[Start The records]
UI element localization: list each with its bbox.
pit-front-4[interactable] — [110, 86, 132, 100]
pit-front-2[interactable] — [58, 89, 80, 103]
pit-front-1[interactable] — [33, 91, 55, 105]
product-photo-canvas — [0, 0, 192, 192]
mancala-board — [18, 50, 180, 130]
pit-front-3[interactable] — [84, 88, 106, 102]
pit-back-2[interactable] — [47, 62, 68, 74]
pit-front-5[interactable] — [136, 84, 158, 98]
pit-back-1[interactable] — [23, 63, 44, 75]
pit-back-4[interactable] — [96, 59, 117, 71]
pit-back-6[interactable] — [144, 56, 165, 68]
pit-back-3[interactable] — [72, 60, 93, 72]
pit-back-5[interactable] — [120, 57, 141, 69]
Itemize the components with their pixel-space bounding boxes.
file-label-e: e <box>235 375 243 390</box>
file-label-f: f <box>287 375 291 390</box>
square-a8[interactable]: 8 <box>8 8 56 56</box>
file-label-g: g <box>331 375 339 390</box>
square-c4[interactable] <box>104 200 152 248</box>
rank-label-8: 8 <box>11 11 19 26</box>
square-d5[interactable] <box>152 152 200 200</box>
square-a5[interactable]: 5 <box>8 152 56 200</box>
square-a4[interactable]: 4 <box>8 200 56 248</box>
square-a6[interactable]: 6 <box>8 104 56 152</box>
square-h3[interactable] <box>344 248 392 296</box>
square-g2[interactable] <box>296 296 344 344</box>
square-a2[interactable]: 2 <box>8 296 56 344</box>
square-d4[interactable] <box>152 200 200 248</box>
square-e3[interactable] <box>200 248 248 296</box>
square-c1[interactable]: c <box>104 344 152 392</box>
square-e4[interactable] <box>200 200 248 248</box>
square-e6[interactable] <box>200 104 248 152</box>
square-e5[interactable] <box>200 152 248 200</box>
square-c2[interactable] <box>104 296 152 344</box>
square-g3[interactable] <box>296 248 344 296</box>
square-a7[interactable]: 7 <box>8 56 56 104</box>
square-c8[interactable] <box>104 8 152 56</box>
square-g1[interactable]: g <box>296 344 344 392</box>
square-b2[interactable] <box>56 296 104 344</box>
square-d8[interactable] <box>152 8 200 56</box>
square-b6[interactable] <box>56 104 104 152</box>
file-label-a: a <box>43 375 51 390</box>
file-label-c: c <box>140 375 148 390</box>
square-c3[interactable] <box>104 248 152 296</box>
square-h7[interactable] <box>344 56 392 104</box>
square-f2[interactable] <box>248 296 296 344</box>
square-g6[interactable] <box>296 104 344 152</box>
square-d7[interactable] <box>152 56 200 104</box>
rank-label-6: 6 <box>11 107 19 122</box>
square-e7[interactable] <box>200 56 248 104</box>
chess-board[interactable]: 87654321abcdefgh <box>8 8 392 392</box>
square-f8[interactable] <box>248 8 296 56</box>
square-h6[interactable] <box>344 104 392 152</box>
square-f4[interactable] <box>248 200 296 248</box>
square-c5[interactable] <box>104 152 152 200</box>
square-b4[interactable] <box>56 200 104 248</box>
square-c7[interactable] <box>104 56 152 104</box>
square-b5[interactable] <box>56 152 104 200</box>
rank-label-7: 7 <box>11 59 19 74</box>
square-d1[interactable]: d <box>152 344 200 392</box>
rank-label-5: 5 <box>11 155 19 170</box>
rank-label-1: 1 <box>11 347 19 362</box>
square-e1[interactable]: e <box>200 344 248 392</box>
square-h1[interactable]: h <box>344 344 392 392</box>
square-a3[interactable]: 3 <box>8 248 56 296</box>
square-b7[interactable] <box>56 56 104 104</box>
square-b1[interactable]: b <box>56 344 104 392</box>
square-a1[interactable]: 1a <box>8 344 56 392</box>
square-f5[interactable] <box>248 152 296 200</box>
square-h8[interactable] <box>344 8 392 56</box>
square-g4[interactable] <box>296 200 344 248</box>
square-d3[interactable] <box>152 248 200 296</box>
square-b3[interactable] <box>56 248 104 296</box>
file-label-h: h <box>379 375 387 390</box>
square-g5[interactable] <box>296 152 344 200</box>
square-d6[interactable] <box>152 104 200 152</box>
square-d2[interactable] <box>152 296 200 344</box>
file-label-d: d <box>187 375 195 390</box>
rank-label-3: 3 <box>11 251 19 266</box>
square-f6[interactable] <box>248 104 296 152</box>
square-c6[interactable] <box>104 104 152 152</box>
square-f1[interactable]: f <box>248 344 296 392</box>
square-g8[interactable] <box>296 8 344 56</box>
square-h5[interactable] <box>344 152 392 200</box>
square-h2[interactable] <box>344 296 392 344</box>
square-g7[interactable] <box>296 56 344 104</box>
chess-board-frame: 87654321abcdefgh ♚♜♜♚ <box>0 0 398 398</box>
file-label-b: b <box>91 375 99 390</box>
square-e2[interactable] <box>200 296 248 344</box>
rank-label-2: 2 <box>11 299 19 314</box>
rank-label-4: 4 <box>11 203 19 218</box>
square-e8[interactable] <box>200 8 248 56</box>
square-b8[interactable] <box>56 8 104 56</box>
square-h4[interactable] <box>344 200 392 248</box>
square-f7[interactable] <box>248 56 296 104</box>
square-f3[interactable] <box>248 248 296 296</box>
[End The records]
Reproduce the entries exactly, from the start through the line containing "square-d5[interactable] <box>152 152".

UI element localization: list each with its bbox.
pit-front-4[interactable] — [110, 86, 132, 100]
pit-front-2[interactable] — [58, 89, 80, 103]
pit-front-1[interactable] — [33, 91, 55, 105]
product-photo-canvas — [0, 0, 192, 192]
mancala-board — [18, 50, 180, 130]
pit-front-3[interactable] — [84, 88, 106, 102]
pit-back-2[interactable] — [47, 62, 68, 74]
pit-front-5[interactable] — [136, 84, 158, 98]
pit-back-1[interactable] — [23, 63, 44, 75]
pit-back-4[interactable] — [96, 59, 117, 71]
pit-back-6[interactable] — [144, 56, 165, 68]
pit-back-3[interactable] — [72, 60, 93, 72]
pit-back-5[interactable] — [120, 57, 141, 69]
Itemize the components with their pixel-space bounding boxes.
file-label-e: e <box>235 375 243 390</box>
file-label-f: f <box>287 375 291 390</box>
square-a8[interactable]: 8 <box>8 8 56 56</box>
file-label-g: g <box>331 375 339 390</box>
square-c4[interactable] <box>104 200 152 248</box>
rank-label-8: 8 <box>11 11 19 26</box>
square-d5[interactable] <box>152 152 200 200</box>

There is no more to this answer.